--- start SELECTED EXCERPT ---
COLUMBUS BAR ASSOCIATION v. WINKFIELD.
[Cite as Columbus Bar Assn. v. Winkfield (2001), 91 Ohio St.3d 364.]
Attorneys at law -- Misconduct -- Two-year suspension with final year of
suspension stayed on condition -- Engaging in conduct adversely
reflecting on fitness to practice law -- Neglect of an entrusted legal
matter -- Failing to seek lawful objectives of client -- Failing to carry
out contract of employment -- Failing to deposit client funds in an
account in which no funds of lawyer are deposited -- Failing to render
appropriate accounts to client -- Failing to promptly deliver clients'
funds upon request -- Failing to cooperate in a disciplinary
investigation.
(No. 00-1138 -- Submitted November 28, 2000 -- Decided April 11, 2001.)
ON CERTIFIED REPORT by the Board of Commissioners on Grievances and
Discipline of the Supreme Court, No. 99-13.
__________________
Per
Curiam. In February 1997, the family of Frederick E. Lowery
retained respondent Lawrence Edward Winkfield of Columbus, Ohio, Attorney
Registration No. 0034254, and paid him a retainer of $7,000 to investigate and, if
possible, obtain postconviction relief for Lowery. Lowery was convicted in 1993
of aggravated robbery. Respondent told the family that he would charge $150 an
hour against the retainer and discussed with them the options of supershock
probation and a motion to reconsider. Respondent did not deposit the retainer in a
separate trust account.

The potential remedies respondent discussed with the family were
unavailable because of the nature of Lowery's conviction. Although respondent
obtained and examined the relevant court files, spoke with Lowery on the phone,


SUPREME COURT OF OHIO
and unsuccessfully attempted to honor his commitment to visit Lowery in prison,
he filed no court papers on Lowery's behalf.

In July 1997, the family informed respondent that his employment was
terminated and demanded an accounting of his services and a return of the unused
portion of the retainer. In October 1998, before he had received a complaint from
the relator, respondent turned over the $7,000 to his former counsel. After
deducting $1,200 for legal fees due respondent and $600 for his own legal fees to
respondent, his former counsel transmitted $5,200 to the Lowery family in May
1999.

In March 1999, the Office of Disciplinary Counsel of the Supreme Court
requested that respondent reply to a grievance filed by Michael Studebaker.1
Despite this notice and two subsequent requests, respondent did not file a written
reply to the inquiry.
--- end SELECTED EXCERPT ---
--- start SUPPLIED MATERIAL ---
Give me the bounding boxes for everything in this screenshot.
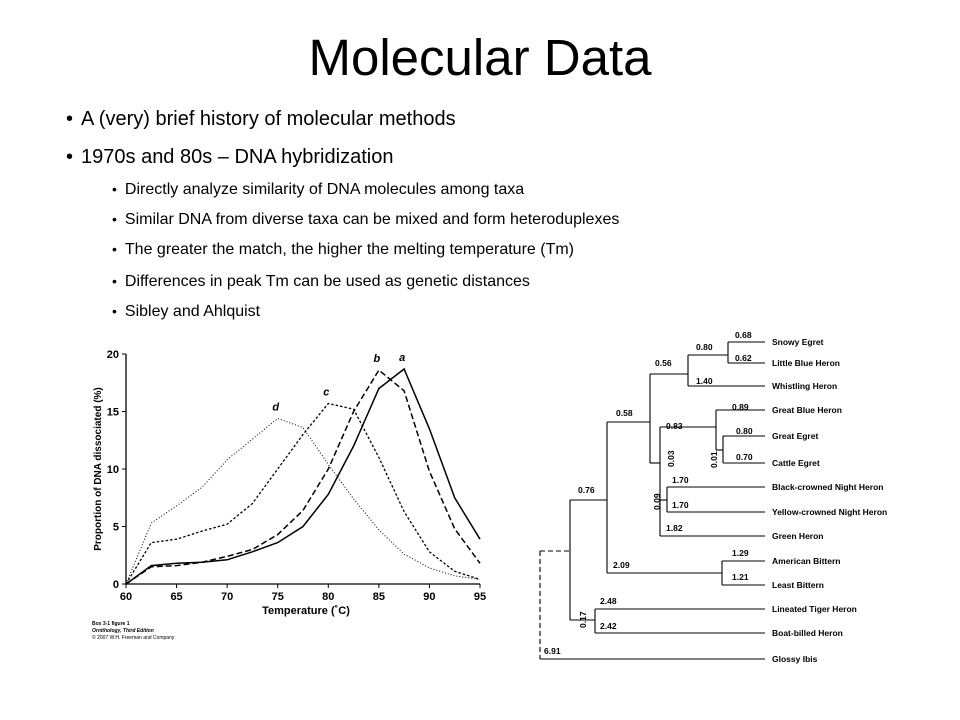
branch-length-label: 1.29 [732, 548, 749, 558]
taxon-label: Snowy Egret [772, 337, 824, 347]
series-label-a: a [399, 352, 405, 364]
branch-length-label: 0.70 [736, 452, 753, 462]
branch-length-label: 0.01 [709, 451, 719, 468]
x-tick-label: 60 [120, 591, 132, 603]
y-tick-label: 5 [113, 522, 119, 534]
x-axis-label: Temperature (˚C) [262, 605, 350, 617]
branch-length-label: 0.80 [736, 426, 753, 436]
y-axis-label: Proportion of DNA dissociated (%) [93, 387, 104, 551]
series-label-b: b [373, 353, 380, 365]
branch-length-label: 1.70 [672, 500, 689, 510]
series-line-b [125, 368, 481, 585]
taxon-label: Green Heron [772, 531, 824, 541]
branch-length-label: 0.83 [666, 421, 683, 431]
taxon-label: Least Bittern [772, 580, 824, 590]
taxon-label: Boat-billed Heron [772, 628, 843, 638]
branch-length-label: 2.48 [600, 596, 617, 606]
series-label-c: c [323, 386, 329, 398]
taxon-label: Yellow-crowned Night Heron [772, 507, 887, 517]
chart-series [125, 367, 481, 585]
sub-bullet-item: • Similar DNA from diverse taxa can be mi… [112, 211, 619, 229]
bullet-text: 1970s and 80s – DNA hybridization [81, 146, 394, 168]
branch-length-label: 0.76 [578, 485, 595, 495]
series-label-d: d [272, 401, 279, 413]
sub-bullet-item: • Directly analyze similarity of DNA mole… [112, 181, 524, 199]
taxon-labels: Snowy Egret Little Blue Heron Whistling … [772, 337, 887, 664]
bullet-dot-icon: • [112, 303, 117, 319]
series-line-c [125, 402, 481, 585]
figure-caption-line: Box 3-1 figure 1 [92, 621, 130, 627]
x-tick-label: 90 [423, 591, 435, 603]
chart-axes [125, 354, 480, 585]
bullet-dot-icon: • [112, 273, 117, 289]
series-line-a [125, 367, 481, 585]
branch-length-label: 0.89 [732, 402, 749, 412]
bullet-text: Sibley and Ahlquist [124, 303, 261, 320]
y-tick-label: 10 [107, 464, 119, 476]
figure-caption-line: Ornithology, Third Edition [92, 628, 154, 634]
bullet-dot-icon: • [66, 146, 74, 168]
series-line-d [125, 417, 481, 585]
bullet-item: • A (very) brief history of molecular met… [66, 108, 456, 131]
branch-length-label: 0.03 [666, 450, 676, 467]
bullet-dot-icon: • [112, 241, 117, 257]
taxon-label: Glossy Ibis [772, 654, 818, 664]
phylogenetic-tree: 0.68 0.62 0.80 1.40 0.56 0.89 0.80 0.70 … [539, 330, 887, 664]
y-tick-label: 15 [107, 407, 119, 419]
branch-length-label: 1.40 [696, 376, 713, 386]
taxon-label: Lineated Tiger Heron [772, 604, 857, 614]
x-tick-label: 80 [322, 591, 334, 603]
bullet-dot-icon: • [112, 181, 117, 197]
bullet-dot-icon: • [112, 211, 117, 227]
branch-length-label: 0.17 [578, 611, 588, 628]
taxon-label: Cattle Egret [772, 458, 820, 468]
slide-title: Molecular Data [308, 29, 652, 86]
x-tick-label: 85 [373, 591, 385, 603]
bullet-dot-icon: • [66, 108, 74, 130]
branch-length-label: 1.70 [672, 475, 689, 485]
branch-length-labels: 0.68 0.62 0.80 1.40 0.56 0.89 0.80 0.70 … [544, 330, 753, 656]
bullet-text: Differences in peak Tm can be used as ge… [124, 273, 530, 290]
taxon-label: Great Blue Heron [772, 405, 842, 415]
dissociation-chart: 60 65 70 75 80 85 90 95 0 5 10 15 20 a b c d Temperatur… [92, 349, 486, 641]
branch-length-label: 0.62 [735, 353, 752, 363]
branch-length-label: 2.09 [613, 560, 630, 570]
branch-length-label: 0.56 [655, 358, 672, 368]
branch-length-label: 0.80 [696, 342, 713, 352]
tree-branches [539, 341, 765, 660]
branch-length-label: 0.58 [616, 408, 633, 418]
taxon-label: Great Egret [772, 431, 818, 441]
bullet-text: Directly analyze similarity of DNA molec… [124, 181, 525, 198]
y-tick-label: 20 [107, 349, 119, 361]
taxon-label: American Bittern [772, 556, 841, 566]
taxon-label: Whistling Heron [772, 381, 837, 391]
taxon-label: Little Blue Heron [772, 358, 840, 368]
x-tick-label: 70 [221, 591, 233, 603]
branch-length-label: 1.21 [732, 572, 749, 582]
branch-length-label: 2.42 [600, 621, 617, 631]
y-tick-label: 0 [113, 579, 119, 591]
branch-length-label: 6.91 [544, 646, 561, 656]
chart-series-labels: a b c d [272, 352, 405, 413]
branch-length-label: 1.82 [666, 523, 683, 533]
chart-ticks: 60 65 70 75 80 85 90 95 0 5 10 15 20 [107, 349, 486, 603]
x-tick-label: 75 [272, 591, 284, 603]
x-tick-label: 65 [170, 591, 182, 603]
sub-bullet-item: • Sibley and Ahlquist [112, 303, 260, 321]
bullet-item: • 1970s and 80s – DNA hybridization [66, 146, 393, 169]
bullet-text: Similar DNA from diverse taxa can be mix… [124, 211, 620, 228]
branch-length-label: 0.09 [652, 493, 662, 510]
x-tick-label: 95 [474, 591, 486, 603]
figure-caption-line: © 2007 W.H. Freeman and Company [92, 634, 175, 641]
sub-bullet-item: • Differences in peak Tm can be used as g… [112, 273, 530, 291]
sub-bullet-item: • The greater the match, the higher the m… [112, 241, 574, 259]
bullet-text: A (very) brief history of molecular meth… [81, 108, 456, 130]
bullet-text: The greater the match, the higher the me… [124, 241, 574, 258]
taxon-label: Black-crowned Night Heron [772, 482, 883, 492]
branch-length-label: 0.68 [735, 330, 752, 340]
--- end SUPPLIED MATERIAL ---
--- start SUPPLIED MATERIAL ---
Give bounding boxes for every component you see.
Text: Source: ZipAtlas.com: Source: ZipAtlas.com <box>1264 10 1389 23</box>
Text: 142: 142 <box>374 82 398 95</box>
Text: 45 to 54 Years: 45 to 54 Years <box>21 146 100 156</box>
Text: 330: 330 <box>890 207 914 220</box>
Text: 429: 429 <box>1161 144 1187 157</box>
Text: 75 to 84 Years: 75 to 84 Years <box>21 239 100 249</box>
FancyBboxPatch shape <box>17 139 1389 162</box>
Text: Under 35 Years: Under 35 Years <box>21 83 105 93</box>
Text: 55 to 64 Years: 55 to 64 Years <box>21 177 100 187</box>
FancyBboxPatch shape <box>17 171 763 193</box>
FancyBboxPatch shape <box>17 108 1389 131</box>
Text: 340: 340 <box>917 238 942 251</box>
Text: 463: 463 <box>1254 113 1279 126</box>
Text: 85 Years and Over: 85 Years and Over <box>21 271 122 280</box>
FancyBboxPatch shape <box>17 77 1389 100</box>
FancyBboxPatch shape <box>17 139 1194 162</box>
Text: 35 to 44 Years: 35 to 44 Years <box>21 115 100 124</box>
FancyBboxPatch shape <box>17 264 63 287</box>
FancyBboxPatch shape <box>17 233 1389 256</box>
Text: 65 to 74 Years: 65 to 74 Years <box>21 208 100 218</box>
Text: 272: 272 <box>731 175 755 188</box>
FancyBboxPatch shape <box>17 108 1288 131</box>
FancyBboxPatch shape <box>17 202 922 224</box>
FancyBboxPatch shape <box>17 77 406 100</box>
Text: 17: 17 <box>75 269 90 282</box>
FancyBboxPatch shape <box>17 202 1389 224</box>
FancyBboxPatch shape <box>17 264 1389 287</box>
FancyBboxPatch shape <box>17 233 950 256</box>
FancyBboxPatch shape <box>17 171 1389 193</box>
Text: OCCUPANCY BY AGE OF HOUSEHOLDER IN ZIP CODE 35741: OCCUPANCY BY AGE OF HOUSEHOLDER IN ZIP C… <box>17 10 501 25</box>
--- end SUPPLIED MATERIAL ---
◆ EXERCISE OBJECTIVE ◆
Please rewrite the paragraph of the attorney discipline case that begins "In July 1997, the family informed respondent" as a short list that keeps its main facts. The records were taken from a different source than the text.

◆ ANSWER TO THE PROBLEM ◆
- July 1997: The family ended respondent's employment and demanded an accounting of his services and the return of the unused retainer.
- October 1998: Before receiving a complaint from the relator, respondent turned over the $7,000 to his former counsel.
- The former counsel deducted $1,200 for legal fees due respondent and $600 for his own fees to respondent.
- May 1999: The former counsel sent the remaining $5,200 to the Lowery family.